___ Data records

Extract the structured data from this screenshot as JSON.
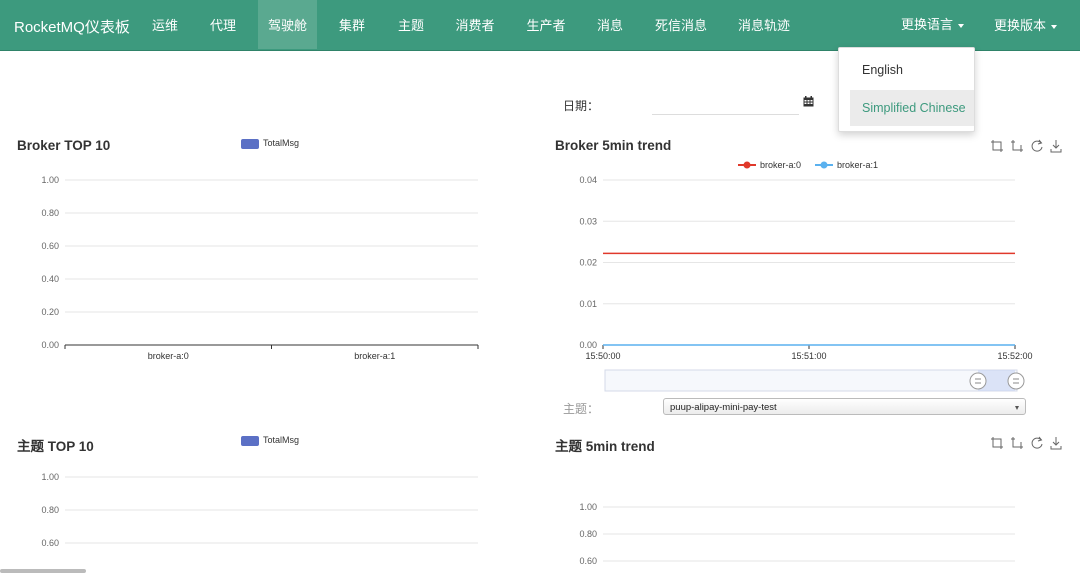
{
  "brand": "RocketMQ仪表板",
  "nav": [
    {
      "label": "运维",
      "active": false
    },
    {
      "label": "代理",
      "active": false
    },
    {
      "label": "驾驶舱",
      "active": true
    },
    {
      "label": "集群",
      "active": false
    },
    {
      "label": "主题",
      "active": false
    },
    {
      "label": "消费者",
      "active": false
    },
    {
      "label": "生产者",
      "active": false
    },
    {
      "label": "消息",
      "active": false
    },
    {
      "label": "死信消息",
      "active": false
    },
    {
      "label": "消息轨迹",
      "active": false
    }
  ],
  "nav_right": {
    "language": "更换语言",
    "version": "更换版本"
  },
  "language_menu": {
    "items": [
      "English",
      "Simplified Chinese"
    ],
    "selected": "Simplified Chinese"
  },
  "filter": {
    "date_label": "日期：",
    "date_value": ""
  },
  "topic_filter": {
    "label": "主题：",
    "selected": "puup-alipay-mini-pay-test"
  },
  "toolbox_icons": [
    "zoom-icon",
    "zoom-reset-icon",
    "refresh-icon",
    "download-icon"
  ],
  "colors": {
    "navbar": "#3d9a7e",
    "bar_series": "#5b70c5",
    "broker_a0": "#e0392b",
    "broker_a1": "#5ab1ef"
  },
  "chart_data": [
    {
      "type": "bar",
      "title": "Broker TOP 10",
      "categories": [
        "broker-a:0",
        "broker-a:1"
      ],
      "series": [
        {
          "name": "TotalMsg",
          "values": [
            0,
            0
          ]
        }
      ],
      "ylim": [
        0,
        1
      ],
      "yticks": [
        "1.00",
        "0.80",
        "0.60",
        "0.40",
        "0.20",
        "0.00"
      ],
      "legend": "top-center"
    },
    {
      "type": "line",
      "title": "Broker 5min trend",
      "x": [
        "15:50:00",
        "15:51:00",
        "15:52:00"
      ],
      "series": [
        {
          "name": "broker-a:0",
          "values": [
            0.0222,
            0.0222,
            0.0222
          ]
        },
        {
          "name": "broker-a:1",
          "values": [
            0,
            0,
            0
          ]
        }
      ],
      "ylim": [
        0,
        0.04
      ],
      "yticks": [
        "0.04",
        "0.03",
        "0.02",
        "0.01",
        "0.00"
      ],
      "legend": "top-center",
      "datazoom": true
    },
    {
      "type": "bar",
      "title": "主题 TOP 10",
      "categories": [],
      "series": [
        {
          "name": "TotalMsg",
          "values": []
        }
      ],
      "ylim": [
        0,
        1
      ],
      "yticks": [
        "1.00",
        "0.80",
        "0.60"
      ],
      "legend": "top-center"
    },
    {
      "type": "line",
      "title": "主题 5min trend",
      "x": [],
      "series": [],
      "ylim": [
        0,
        1
      ],
      "yticks": [
        "1.00",
        "0.80",
        "0.60"
      ]
    }
  ]
}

______

Please transcribe the material above exactly as written. Leave the pictures out.

Extract the structured data from this screenshot as JSON.
{
  "brand": "RocketMQ仪表板",
  "nav": [
    {
      "label": "运维",
      "active": false
    },
    {
      "label": "代理",
      "active": false
    },
    {
      "label": "驾驶舱",
      "active": true
    },
    {
      "label": "集群",
      "active": false
    },
    {
      "label": "主题",
      "active": false
    },
    {
      "label": "消费者",
      "active": false
    },
    {
      "label": "生产者",
      "active": false
    },
    {
      "label": "消息",
      "active": false
    },
    {
      "label": "死信消息",
      "active": false
    },
    {
      "label": "消息轨迹",
      "active": false
    }
  ],
  "nav_right": {
    "language": "更换语言",
    "version": "更换版本"
  },
  "language_menu": {
    "items": [
      "English",
      "Simplified Chinese"
    ],
    "selected": "Simplified Chinese"
  },
  "filter": {
    "date_label": "日期：",
    "date_value": ""
  },
  "topic_filter": {
    "label": "主题：",
    "selected": "puup-alipay-mini-pay-test"
  },
  "toolbox_icons": [
    "zoom-icon",
    "zoom-reset-icon",
    "refresh-icon",
    "download-icon"
  ],
  "colors": {
    "navbar": "#3d9a7e",
    "bar_series": "#5b70c5",
    "broker_a0": "#e0392b",
    "broker_a1": "#5ab1ef"
  },
  "chart_data": [
    {
      "type": "bar",
      "title": "Broker TOP 10",
      "categories": [
        "broker-a:0",
        "broker-a:1"
      ],
      "series": [
        {
          "name": "TotalMsg",
          "values": [
            0,
            0
          ]
        }
      ],
      "ylim": [
        0,
        1
      ],
      "yticks": [
        "1.00",
        "0.80",
        "0.60",
        "0.40",
        "0.20",
        "0.00"
      ],
      "legend": "top-center"
    },
    {
      "type": "line",
      "title": "Broker 5min trend",
      "x": [
        "15:50:00",
        "15:51:00",
        "15:52:00"
      ],
      "series": [
        {
          "name": "broker-a:0",
          "values": [
            0.0222,
            0.0222,
            0.0222
          ]
        },
        {
          "name": "broker-a:1",
          "values": [
            0,
            0,
            0
          ]
        }
      ],
      "ylim": [
        0,
        0.04
      ],
      "yticks": [
        "0.04",
        "0.03",
        "0.02",
        "0.01",
        "0.00"
      ],
      "legend": "top-center",
      "datazoom": true
    },
    {
      "type": "bar",
      "title": "主题 TOP 10",
      "categories": [],
      "series": [
        {
          "name": "TotalMsg",
          "values": []
        }
      ],
      "ylim": [
        0,
        1
      ],
      "yticks": [
        "1.00",
        "0.80",
        "0.60"
      ],
      "legend": "top-center"
    },
    {
      "type": "line",
      "title": "主题 5min trend",
      "x": [],
      "series": [],
      "ylim": [
        0,
        1
      ],
      "yticks": [
        "1.00",
        "0.80",
        "0.60"
      ]
    }
  ]
}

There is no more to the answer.